Given passage:
+ + +

What is a Community?
The word community has been used since the early 1800s, but it wasn’t until the 1960s that sociologists started studying what made communities unique. It was then that they found out that there are many different kinds of communities.
And while the term community is used differently in various disciplines (archeology, ecology, sociology, etc) the “sense of community” which applies to all was identified in 1986 in a study by McMillan and Chavis. They identified four key elements:
- membership: feeling of belonging or of sharing a sense of personal relatedness,
- influence: mattering, making a difference to a group and of the group mattering to its members
- reinforcement: integration and fulfillment of needs,
- shared emotional connection.
A community can be a physical location, such as a town or city, where people live near each other and interact on a regular basis. It can also be an online space that connects people from around the world. Communities are made up of members who have something in common – this could be anything from the same hobbies to the same job title.
With the development of communities, especially their online rise, a new role was invented to cater for the needs of these communities, Community Manager.
Community managers understand these dynamics and use them to create communities that are thriving with activity. They know how to build rapport with members, encourage participation, and make sure everyone gets what they need from the community. Community managers also know how to manage conflict within communities so that they stay healthy and active for all members involved.
In this article we’ll focus and help you choose the right platform for your community, share some examples of community building best practices and provide some tips on how to build one that brings value to you and your members.
How to Choose the Right Platform For Your Community
First, let’s be clear on one thing: a community is not the same as a social network. Your community is not Facebook, Instagram, Slack, etc.. Communities are usually created around specific topics, like politics, gardening, or knitting. People in these communities often share information and resources with each other, and they may even meet up in person to discuss their shared interests.
The best way to choose the right platform for your community is to assess what you actually need from it and then compare that with what each platform has to offer.
- Who’s your audience?
- Are you planning events?
- What’s your budget?
- How much time do you have to spend managing your community?
- Are you offering classes?
- Are you a content creator?
- Is it important for you to connect your members with one another?
Answering these questions will help you narrow down which is the best fit for your community.
For content creators, Mighty Networks is likely to be the best fit, with their option to create and sell courses online.
If you’re looking for a free platform, a Facebook group may cut it, but remember that on Facebook, your members and their data is the price to pay.
Looking for a platform where members are the content? Then Lounjee is your best option, as members connect and interact with others with little to no help from the group admin.

+ + +

Material shown:
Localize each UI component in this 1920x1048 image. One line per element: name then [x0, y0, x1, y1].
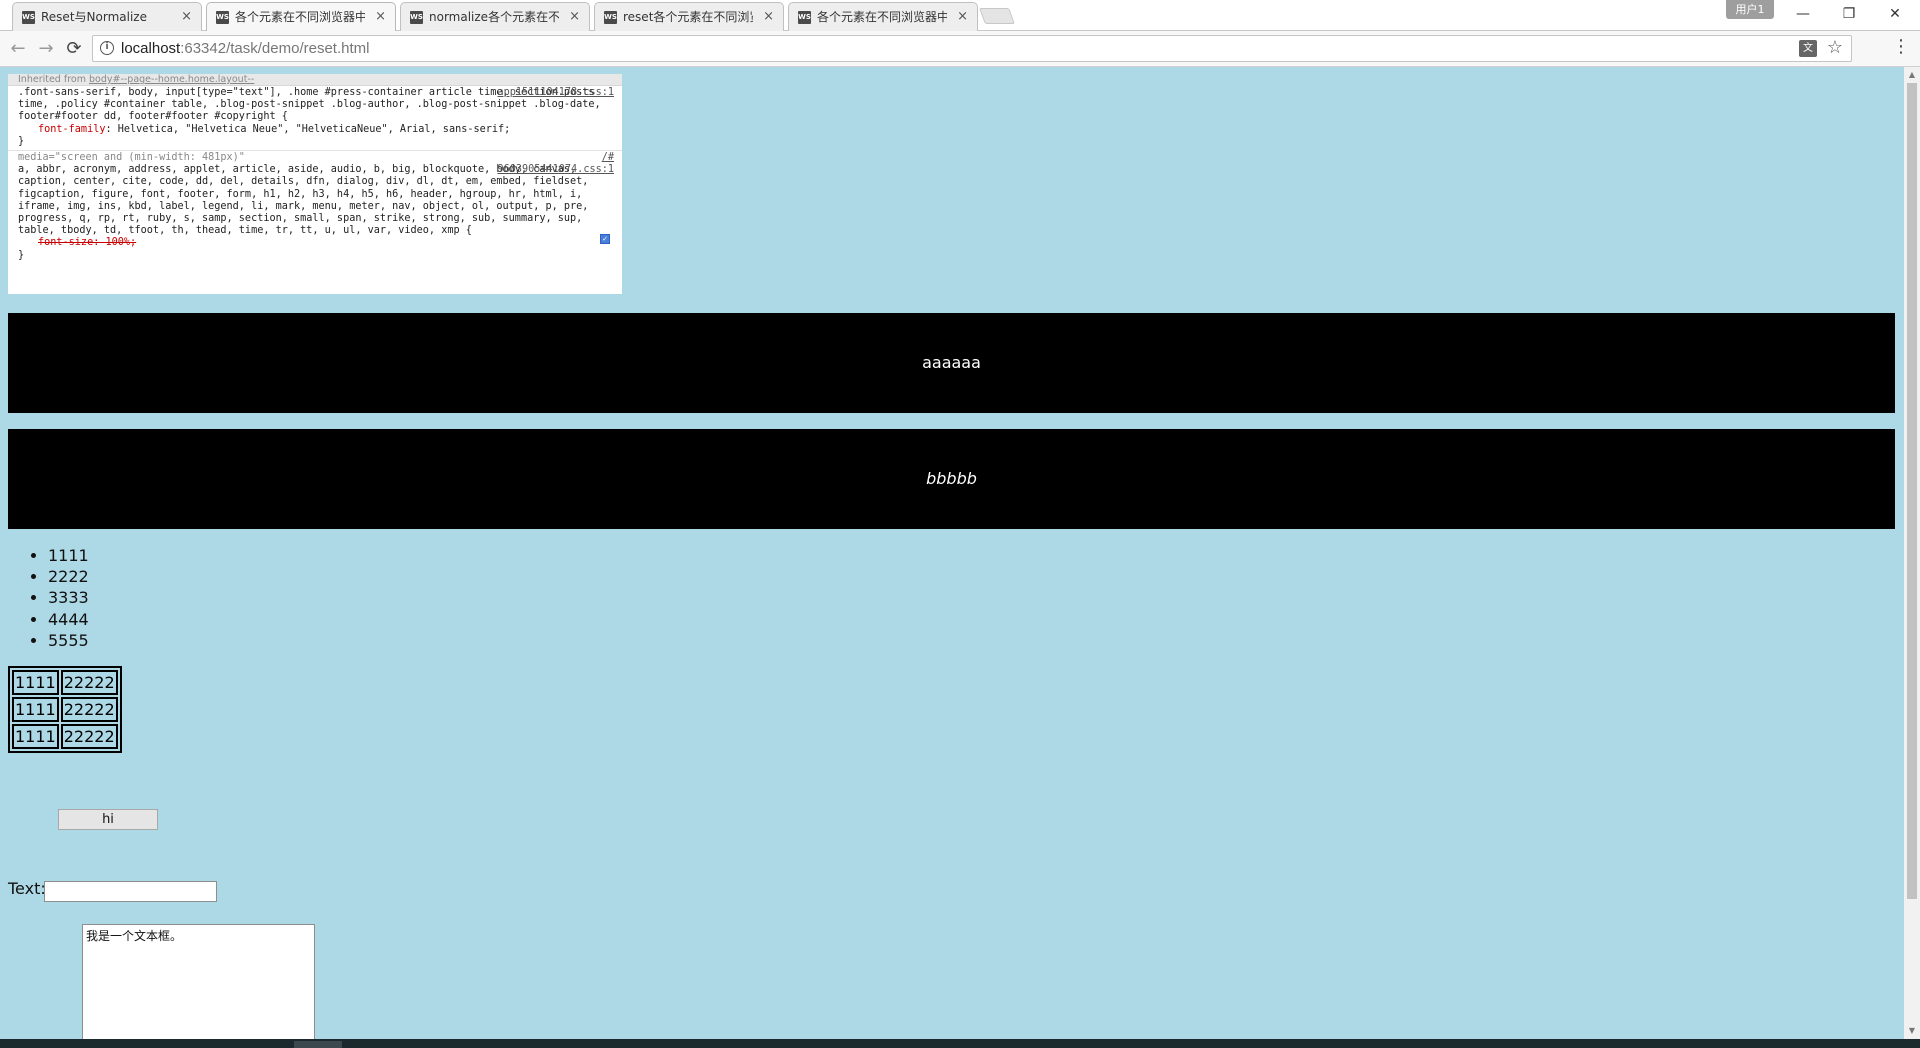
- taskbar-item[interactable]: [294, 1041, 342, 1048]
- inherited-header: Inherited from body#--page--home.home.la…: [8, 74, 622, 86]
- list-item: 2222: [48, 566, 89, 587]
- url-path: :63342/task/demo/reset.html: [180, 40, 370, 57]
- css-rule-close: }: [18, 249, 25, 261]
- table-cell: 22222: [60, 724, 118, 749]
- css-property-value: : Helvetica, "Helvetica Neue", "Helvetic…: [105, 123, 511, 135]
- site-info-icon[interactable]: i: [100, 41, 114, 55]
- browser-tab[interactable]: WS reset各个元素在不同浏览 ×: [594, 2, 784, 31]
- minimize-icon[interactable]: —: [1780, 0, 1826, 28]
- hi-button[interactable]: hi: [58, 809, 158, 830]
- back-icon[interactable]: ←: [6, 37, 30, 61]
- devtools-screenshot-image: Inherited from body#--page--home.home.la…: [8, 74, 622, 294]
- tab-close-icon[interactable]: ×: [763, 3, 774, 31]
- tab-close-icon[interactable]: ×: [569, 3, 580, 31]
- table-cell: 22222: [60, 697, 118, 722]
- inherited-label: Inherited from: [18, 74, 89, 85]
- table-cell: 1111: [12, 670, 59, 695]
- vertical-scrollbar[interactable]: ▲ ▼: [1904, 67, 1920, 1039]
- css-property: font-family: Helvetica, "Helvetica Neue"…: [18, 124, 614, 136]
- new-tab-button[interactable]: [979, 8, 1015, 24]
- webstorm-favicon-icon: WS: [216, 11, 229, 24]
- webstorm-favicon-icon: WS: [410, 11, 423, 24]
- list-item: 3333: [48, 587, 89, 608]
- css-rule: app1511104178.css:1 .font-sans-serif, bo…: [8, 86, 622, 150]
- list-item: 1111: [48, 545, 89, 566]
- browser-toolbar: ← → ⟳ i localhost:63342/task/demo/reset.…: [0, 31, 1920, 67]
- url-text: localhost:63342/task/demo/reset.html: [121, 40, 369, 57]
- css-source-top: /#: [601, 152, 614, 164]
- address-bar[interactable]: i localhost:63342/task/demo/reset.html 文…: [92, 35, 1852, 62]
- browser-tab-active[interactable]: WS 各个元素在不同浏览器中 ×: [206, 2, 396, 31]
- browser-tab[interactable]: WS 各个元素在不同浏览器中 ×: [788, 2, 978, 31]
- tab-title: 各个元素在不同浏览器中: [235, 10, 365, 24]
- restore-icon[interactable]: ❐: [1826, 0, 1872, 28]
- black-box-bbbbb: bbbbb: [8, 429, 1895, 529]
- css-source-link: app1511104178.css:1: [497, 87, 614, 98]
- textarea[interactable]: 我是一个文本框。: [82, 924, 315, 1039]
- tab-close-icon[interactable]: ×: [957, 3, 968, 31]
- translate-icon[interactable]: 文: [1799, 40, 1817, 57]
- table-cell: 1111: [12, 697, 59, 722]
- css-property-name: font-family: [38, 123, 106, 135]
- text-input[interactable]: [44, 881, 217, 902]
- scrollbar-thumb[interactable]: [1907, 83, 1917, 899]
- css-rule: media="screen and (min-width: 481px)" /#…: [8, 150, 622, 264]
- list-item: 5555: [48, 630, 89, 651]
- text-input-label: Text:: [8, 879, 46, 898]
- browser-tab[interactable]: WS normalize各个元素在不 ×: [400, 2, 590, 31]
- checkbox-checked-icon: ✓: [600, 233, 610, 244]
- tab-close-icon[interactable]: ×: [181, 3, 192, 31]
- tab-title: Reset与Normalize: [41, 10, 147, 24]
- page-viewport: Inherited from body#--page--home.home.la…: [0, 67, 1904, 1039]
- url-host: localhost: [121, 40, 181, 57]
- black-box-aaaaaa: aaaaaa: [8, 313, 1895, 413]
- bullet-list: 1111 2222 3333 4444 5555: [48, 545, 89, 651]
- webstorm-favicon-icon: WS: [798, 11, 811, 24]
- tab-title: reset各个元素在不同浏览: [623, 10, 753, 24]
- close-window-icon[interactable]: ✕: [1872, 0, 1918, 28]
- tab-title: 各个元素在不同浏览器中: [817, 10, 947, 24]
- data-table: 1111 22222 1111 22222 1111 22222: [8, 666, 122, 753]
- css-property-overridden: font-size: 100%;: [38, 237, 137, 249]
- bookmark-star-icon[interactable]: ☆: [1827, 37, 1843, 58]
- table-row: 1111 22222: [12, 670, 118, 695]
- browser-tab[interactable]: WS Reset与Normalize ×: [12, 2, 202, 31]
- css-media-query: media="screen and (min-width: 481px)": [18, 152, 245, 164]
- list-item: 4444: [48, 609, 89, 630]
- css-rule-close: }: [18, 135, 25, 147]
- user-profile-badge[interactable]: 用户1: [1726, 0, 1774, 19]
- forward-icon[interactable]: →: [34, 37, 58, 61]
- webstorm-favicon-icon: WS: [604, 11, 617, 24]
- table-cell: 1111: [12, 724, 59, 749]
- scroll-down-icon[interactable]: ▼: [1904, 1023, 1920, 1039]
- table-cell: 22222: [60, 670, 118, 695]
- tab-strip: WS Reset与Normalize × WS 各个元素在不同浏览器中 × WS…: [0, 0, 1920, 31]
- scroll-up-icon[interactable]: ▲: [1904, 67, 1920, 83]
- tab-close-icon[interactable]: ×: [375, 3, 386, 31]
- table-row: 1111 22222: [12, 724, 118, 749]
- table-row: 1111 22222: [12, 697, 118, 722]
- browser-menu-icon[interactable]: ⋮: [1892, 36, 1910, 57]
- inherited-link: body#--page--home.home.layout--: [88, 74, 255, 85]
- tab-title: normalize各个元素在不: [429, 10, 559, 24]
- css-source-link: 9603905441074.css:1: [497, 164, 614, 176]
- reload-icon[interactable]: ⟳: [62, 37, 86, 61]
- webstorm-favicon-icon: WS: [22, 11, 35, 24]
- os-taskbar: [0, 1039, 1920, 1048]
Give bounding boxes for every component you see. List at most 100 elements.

+ + +

Required task 1:
Can you rewrite the paragraph of the community article that begins "Community managers understand these dynamics" as a short list that keeps its main facts?
Required task 2:
Do these statements agree with the community article? For each, answer yes or no and quote the deciding words.
(a) The sense of community was identified in a 1986 study by McMillan and Chavis.
(b) Sociologists began studying what made communities unique in the early 1800s.
(c) A community is the same as a social network.
Required task 3:
Could you write the next part of the community article, picking up after its last sentence about Lounjee?

Task response 1:
- Community managers understand community dynamics and use them to create communities that are thriving with activity.
- They build rapport with members and encourage participation.
- They make sure everyone gets what they need from the community.
- They manage conflict so that communities stay healthy and active for all members involved.

Task response 2:
(a) Yes: "the “sense of community” which applies to all was identified in 1986 in a study by McMillan and Chavis"
(b) No: "it wasn’t until the 1960s that sociologists started studying what made communities unique"
(c) No: "a community is not the same as a social network"

Task response 3:
There is definitely a plethora of platforms and not all are the right fit for your community. Hence, it’s important to spend some time studying their options, testing their features and see if it is a good match.
And once you’ve settled down for the one that fits, time to follow some good practices.
Examples of Good Practices in Building Communities
Now that you’ve chosen the right platform for your community, what are good practices to make it successful?
The most successful communities are those that are built on trust, authenticity, and transparency. Here are some practices that will help you build a strong community:
– Share valuable content with your community members
– Be open to feedback and suggestions from your audience
– Create an environment where people feel safe to share their thoughts and opinions
You may have heard it a lot already but a good community is one that is built on the foundation of mutual respect, constructive conversations, and active engagement. It’s important to create an environment where all participants feel welcome and valued.
This is the reason we recommend having clear guidelines that outlines the do and don’t for your community. And if you’re looking for good examples to get you started, we’ve got your back. Here are 9 amazing community guidelines examples to help your community growth!
A Few Tips on Building Your Own Community That Converts & Improves Value For Members
A well-built membership community can have a big impact on your business. The benefits of having a membership community are many, but the most important one is that it will improve the value for members.
You should start by defining what you want your membership to achieve. What is your goal for this community? Once you decide on the goals, you should decide how much time and money you are willing to invest in building this community.
And then, we have a few tips to share with our own experience of seeing clients build their community on Lounjee:
- Create an onboarding flow that caters newcomers basic needs
- First actions
- Introduce new members to the community
It can be as simple as: “A warm welcome to @Marie, @Nadia, @Jeff, @Djibril, our newest members:
- Marie Heol – Executive Director @ Adidas
- Nadia Ousmin – Senior Marketing Manager @ Facebook
- Jeff Rogers – Freelance @ Fiverr
- Djibril Cissoko – Art director @ LVMH
How has your “group topic” experience started?
We’d love to hear about your experience!
- Start challenging discussions where members’ “solutions” are demanded
Let’s say your group is about Digital nomadism and you’re looking to go to Prague or Budapest soon. “Has anybody been digital nomading from Prague or Budapest? If yes: Any cool co-working suggestions?” is a sure way to get your members in that area to react to your message.
- Host live events (online and/or offline) regularly
This is key to the success of your community. Members need to interact with each other on a frequent basis, otherwise your community will soon be deserted.
Hosting Webinars regularly, and perhaps a larger event every 2-3 months is a sure way to keep your
party community buzzing.
- Make your community public (at least in its early stages)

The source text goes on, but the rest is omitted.